[DATA RECORDS]

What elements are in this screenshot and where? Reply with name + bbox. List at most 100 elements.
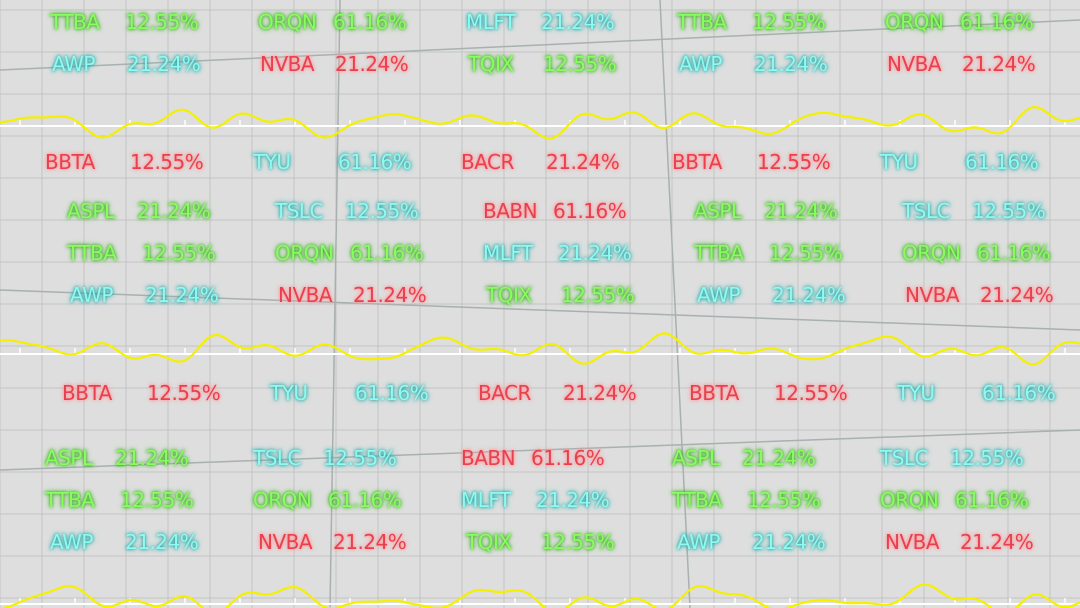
ticker-symbol: BABN bbox=[483, 199, 538, 223]
ticker-change: 12.55% bbox=[561, 283, 635, 307]
ticker-symbol: BBTA bbox=[62, 381, 112, 405]
ticker-symbol: TSLC bbox=[253, 446, 302, 470]
ticker-change: 12.55% bbox=[142, 241, 216, 265]
ticker-symbol: TQIX bbox=[466, 530, 512, 554]
ticker-change: 61.16% bbox=[965, 150, 1039, 174]
ticker-change: 21.24% bbox=[754, 52, 828, 76]
ticker-change: 12.55% bbox=[950, 446, 1024, 470]
ticker-change: 61.16% bbox=[350, 241, 424, 265]
ticker-change: 61.16% bbox=[955, 488, 1029, 512]
ticker-symbol: AWP bbox=[52, 52, 95, 76]
ticker-symbol: TTBA bbox=[67, 241, 117, 265]
ticker-change: 21.24% bbox=[960, 530, 1034, 554]
ticker-symbol: ORQN bbox=[885, 10, 944, 34]
ticker-change: 21.24% bbox=[772, 283, 846, 307]
waveform bbox=[0, 332, 1080, 366]
ticker-symbol: NVBA bbox=[885, 530, 940, 554]
ticker-symbol: NVBA bbox=[905, 283, 960, 307]
ticker-symbol: MLFT bbox=[466, 10, 516, 34]
ticker-symbol: MLFT bbox=[483, 241, 533, 265]
ticker-symbol: AWP bbox=[50, 530, 93, 554]
ticker-change: 61.16% bbox=[328, 488, 402, 512]
ticker-symbol: ORQN bbox=[880, 488, 939, 512]
ticker-symbol: TTBA bbox=[50, 10, 100, 34]
guide-line bbox=[0, 429, 1080, 471]
ticker-change: 12.55% bbox=[147, 381, 221, 405]
ticker-symbol: TTBA bbox=[672, 488, 722, 512]
ticker-change: 12.55% bbox=[757, 150, 831, 174]
ticker-symbol: TSLC bbox=[275, 199, 324, 223]
ticker-symbol: ORQN bbox=[902, 241, 961, 265]
ticker-change: 12.55% bbox=[747, 488, 821, 512]
ticker-symbol: ORQN bbox=[275, 241, 334, 265]
ticker-change: 21.24% bbox=[145, 283, 219, 307]
ticker-symbol: TYU bbox=[253, 150, 291, 174]
ticker-symbol: NVBA bbox=[278, 283, 333, 307]
ticker-symbol: MLFT bbox=[461, 488, 511, 512]
ticker-change: 21.24% bbox=[742, 446, 816, 470]
ticker-symbol: AWP bbox=[70, 283, 113, 307]
ticker-symbol: TQIX bbox=[468, 52, 514, 76]
ticker-symbol: TTBA bbox=[677, 10, 727, 34]
ticker-change: 21.24% bbox=[125, 530, 199, 554]
ticker-symbol: BACR bbox=[478, 381, 531, 405]
ticker-change: 12.55% bbox=[541, 530, 615, 554]
ticker-change: 61.16% bbox=[355, 381, 429, 405]
ticker-symbol: TTBA bbox=[694, 241, 744, 265]
ticker-change: 12.55% bbox=[345, 199, 419, 223]
ticker-symbol: ASPL bbox=[672, 446, 720, 470]
ticker-symbol: TSLC bbox=[902, 199, 951, 223]
ticker-change: 21.24% bbox=[115, 446, 189, 470]
ticker-symbol: ASPL bbox=[694, 199, 742, 223]
ticker-symbol: ORQN bbox=[258, 10, 317, 34]
ticker-change: 12.55% bbox=[125, 10, 199, 34]
ticker-symbol: BABN bbox=[461, 446, 516, 470]
ticker-symbol: BBTA bbox=[689, 381, 739, 405]
ticker-change: 61.16% bbox=[553, 199, 627, 223]
ticker-change: 21.24% bbox=[541, 10, 615, 34]
ticker-change: 61.16% bbox=[338, 150, 412, 174]
ticker-change: 21.24% bbox=[980, 283, 1054, 307]
ticker-change: 21.24% bbox=[764, 199, 838, 223]
ticker-symbol: TTBA bbox=[45, 488, 95, 512]
ticker-symbol: BBTA bbox=[672, 150, 722, 174]
ticker-symbol: TYU bbox=[897, 381, 935, 405]
ticker-symbol: ORQN bbox=[253, 488, 312, 512]
ticker-symbol: TSLC bbox=[880, 446, 929, 470]
ticker-change: 61.16% bbox=[977, 241, 1051, 265]
ticker-change: 61.16% bbox=[531, 446, 605, 470]
ticker-change: 61.16% bbox=[333, 10, 407, 34]
ticker-change: 12.55% bbox=[130, 150, 204, 174]
ticker-change: 21.24% bbox=[335, 52, 409, 76]
ticker-change: 21.24% bbox=[536, 488, 610, 512]
ticker-symbol: TYU bbox=[880, 150, 918, 174]
ticker-change: 21.24% bbox=[127, 52, 201, 76]
ticker-symbol: TYU bbox=[270, 381, 308, 405]
ticker-change: 21.24% bbox=[137, 199, 211, 223]
ticker-change: 21.24% bbox=[546, 150, 620, 174]
ticker-change: 12.55% bbox=[323, 446, 397, 470]
ticker-change: 12.55% bbox=[543, 52, 617, 76]
ticker-change: 12.55% bbox=[769, 241, 843, 265]
ticker-change: 12.55% bbox=[972, 199, 1046, 223]
ticker-change: 21.24% bbox=[353, 283, 427, 307]
ticker-symbol: NVBA bbox=[260, 52, 315, 76]
ticker-change: 61.16% bbox=[960, 10, 1034, 34]
ticker-symbol: NVBA bbox=[258, 530, 313, 554]
ticker-symbol: AWP bbox=[677, 530, 720, 554]
waveform bbox=[0, 105, 1080, 140]
guide-line bbox=[0, 19, 1080, 71]
ticker-symbol: AWP bbox=[679, 52, 722, 76]
ticker-symbol: ASPL bbox=[67, 199, 115, 223]
ticker-change: 21.24% bbox=[333, 530, 407, 554]
ticker-change: 12.55% bbox=[774, 381, 848, 405]
ticker-symbol: NVBA bbox=[887, 52, 942, 76]
ticker-symbol: BACR bbox=[461, 150, 514, 174]
waveform bbox=[0, 583, 1080, 608]
guide-line bbox=[329, 0, 341, 608]
ticker-symbol: BBTA bbox=[45, 150, 95, 174]
ticker-symbol: TQIX bbox=[486, 283, 532, 307]
ticker-change: 21.24% bbox=[558, 241, 632, 265]
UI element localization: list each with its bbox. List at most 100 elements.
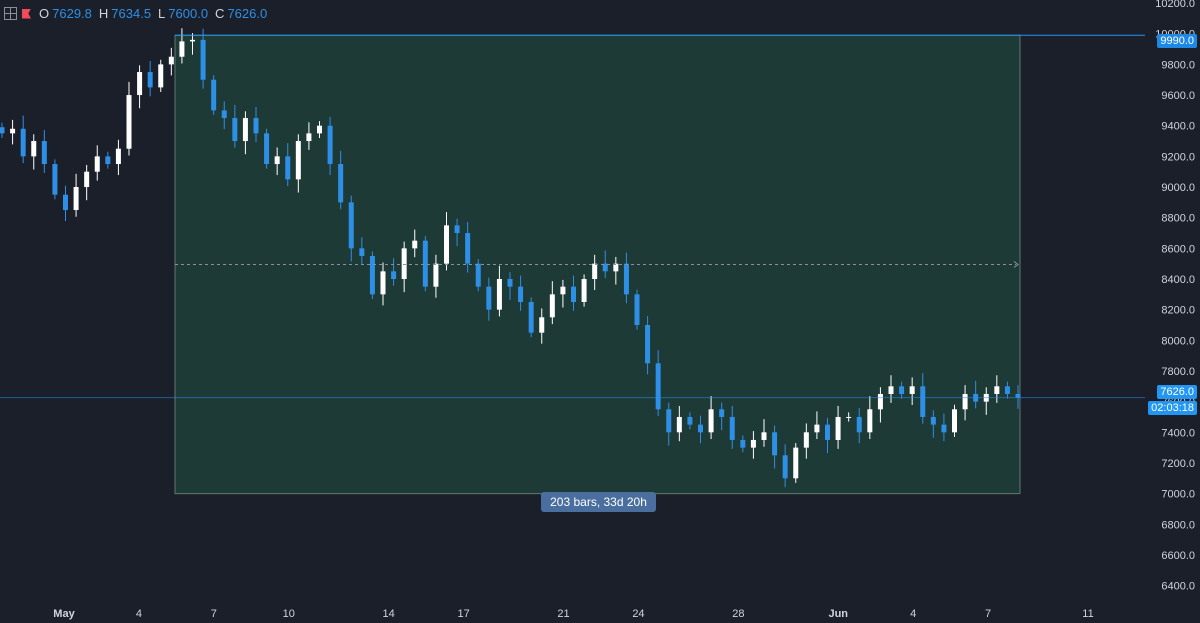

[DO THIS] Copy all of the lines above word for word, leaving out the pictures.

[OUTPUT OF THE EXERCISE]
What elements are in this screenshot and where? Reply with name + bbox. List at most 100 elements.
ticker-symbol: BABN bbox=[483, 199, 538, 223]
ticker-change: 12.55% bbox=[561, 283, 635, 307]
ticker-symbol: BBTA bbox=[62, 381, 112, 405]
ticker-symbol: TSLC bbox=[253, 446, 302, 470]
ticker-change: 12.55% bbox=[142, 241, 216, 265]
ticker-symbol: TQIX bbox=[466, 530, 512, 554]
ticker-change: 61.16% bbox=[965, 150, 1039, 174]
ticker-change: 21.24% bbox=[754, 52, 828, 76]
ticker-change: 12.55% bbox=[950, 446, 1024, 470]
ticker-change: 61.16% bbox=[350, 241, 424, 265]
ticker-change: 61.16% bbox=[955, 488, 1029, 512]
ticker-symbol: AWP bbox=[52, 52, 95, 76]
ticker-symbol: TTBA bbox=[67, 241, 117, 265]
ticker-change: 21.24% bbox=[960, 530, 1034, 554]
ticker-symbol: ORQN bbox=[885, 10, 944, 34]
ticker-change: 21.24% bbox=[772, 283, 846, 307]
waveform bbox=[0, 332, 1080, 366]
ticker-symbol: NVBA bbox=[885, 530, 940, 554]
ticker-symbol: NVBA bbox=[905, 283, 960, 307]
ticker-symbol: MLFT bbox=[466, 10, 516, 34]
ticker-symbol: MLFT bbox=[483, 241, 533, 265]
ticker-symbol: AWP bbox=[50, 530, 93, 554]
ticker-change: 61.16% bbox=[328, 488, 402, 512]
ticker-symbol: ORQN bbox=[880, 488, 939, 512]
ticker-symbol: TTBA bbox=[50, 10, 100, 34]
guide-line bbox=[0, 429, 1080, 471]
ticker-change: 12.55% bbox=[147, 381, 221, 405]
ticker-symbol: TTBA bbox=[672, 488, 722, 512]
ticker-change: 12.55% bbox=[757, 150, 831, 174]
ticker-symbol: TSLC bbox=[275, 199, 324, 223]
ticker-symbol: ORQN bbox=[902, 241, 961, 265]
ticker-change: 12.55% bbox=[747, 488, 821, 512]
ticker-symbol: ORQN bbox=[275, 241, 334, 265]
ticker-change: 21.24% bbox=[145, 283, 219, 307]
ticker-symbol: TYU bbox=[253, 150, 291, 174]
ticker-symbol: NVBA bbox=[278, 283, 333, 307]
ticker-symbol: MLFT bbox=[461, 488, 511, 512]
ticker-change: 21.24% bbox=[742, 446, 816, 470]
ticker-symbol: AWP bbox=[70, 283, 113, 307]
ticker-symbol: TQIX bbox=[468, 52, 514, 76]
ticker-symbol: TTBA bbox=[677, 10, 727, 34]
ticker-change: 21.24% bbox=[125, 530, 199, 554]
ticker-symbol: BACR bbox=[478, 381, 531, 405]
ticker-change: 12.55% bbox=[541, 530, 615, 554]
ticker-change: 61.16% bbox=[355, 381, 429, 405]
ticker-symbol: TTBA bbox=[694, 241, 744, 265]
ticker-change: 12.55% bbox=[345, 199, 419, 223]
ticker-symbol: ASPL bbox=[672, 446, 720, 470]
ticker-symbol: TSLC bbox=[902, 199, 951, 223]
ticker-change: 21.24% bbox=[115, 446, 189, 470]
ticker-symbol: ASPL bbox=[694, 199, 742, 223]
ticker-symbol: ORQN bbox=[258, 10, 317, 34]
ticker-change: 12.55% bbox=[125, 10, 199, 34]
ticker-symbol: BABN bbox=[461, 446, 516, 470]
ticker-symbol: BBTA bbox=[689, 381, 739, 405]
ticker-change: 61.16% bbox=[553, 199, 627, 223]
ticker-change: 21.24% bbox=[541, 10, 615, 34]
ticker-change: 61.16% bbox=[338, 150, 412, 174]
ticker-change: 21.24% bbox=[980, 283, 1054, 307]
ticker-change: 21.24% bbox=[764, 199, 838, 223]
ticker-symbol: TTBA bbox=[45, 488, 95, 512]
ticker-symbol: BBTA bbox=[672, 150, 722, 174]
ticker-symbol: TYU bbox=[897, 381, 935, 405]
ticker-symbol: ORQN bbox=[253, 488, 312, 512]
ticker-symbol: TSLC bbox=[880, 446, 929, 470]
ticker-change: 61.16% bbox=[977, 241, 1051, 265]
ticker-change: 61.16% bbox=[531, 446, 605, 470]
ticker-change: 61.16% bbox=[333, 10, 407, 34]
ticker-change: 12.55% bbox=[130, 150, 204, 174]
ticker-change: 21.24% bbox=[335, 52, 409, 76]
ticker-change: 21.24% bbox=[536, 488, 610, 512]
ticker-symbol: TYU bbox=[880, 150, 918, 174]
ticker-change: 21.24% bbox=[127, 52, 201, 76]
ticker-symbol: TYU bbox=[270, 381, 308, 405]
ticker-change: 21.24% bbox=[137, 199, 211, 223]
ticker-change: 21.24% bbox=[546, 150, 620, 174]
ticker-change: 12.55% bbox=[323, 446, 397, 470]
ticker-change: 12.55% bbox=[543, 52, 617, 76]
ticker-change: 12.55% bbox=[769, 241, 843, 265]
ticker-change: 12.55% bbox=[972, 199, 1046, 223]
ticker-change: 21.24% bbox=[353, 283, 427, 307]
ticker-symbol: NVBA bbox=[260, 52, 315, 76]
ticker-change: 61.16% bbox=[960, 10, 1034, 34]
ticker-symbol: NVBA bbox=[258, 530, 313, 554]
ticker-symbol: AWP bbox=[677, 530, 720, 554]
waveform bbox=[0, 105, 1080, 140]
guide-line bbox=[0, 19, 1080, 71]
ticker-symbol: AWP bbox=[679, 52, 722, 76]
ticker-symbol: ASPL bbox=[67, 199, 115, 223]
ticker-change: 21.24% bbox=[333, 530, 407, 554]
ticker-change: 12.55% bbox=[774, 381, 848, 405]
ticker-symbol: NVBA bbox=[887, 52, 942, 76]
ticker-symbol: BACR bbox=[461, 150, 514, 174]
waveform bbox=[0, 583, 1080, 608]
guide-line bbox=[329, 0, 341, 608]
ticker-symbol: BBTA bbox=[45, 150, 95, 174]
ticker-symbol: TQIX bbox=[486, 283, 532, 307]
ticker-change: 21.24% bbox=[558, 241, 632, 265]
UI element localization: list each with its bbox. List at most 100 elements.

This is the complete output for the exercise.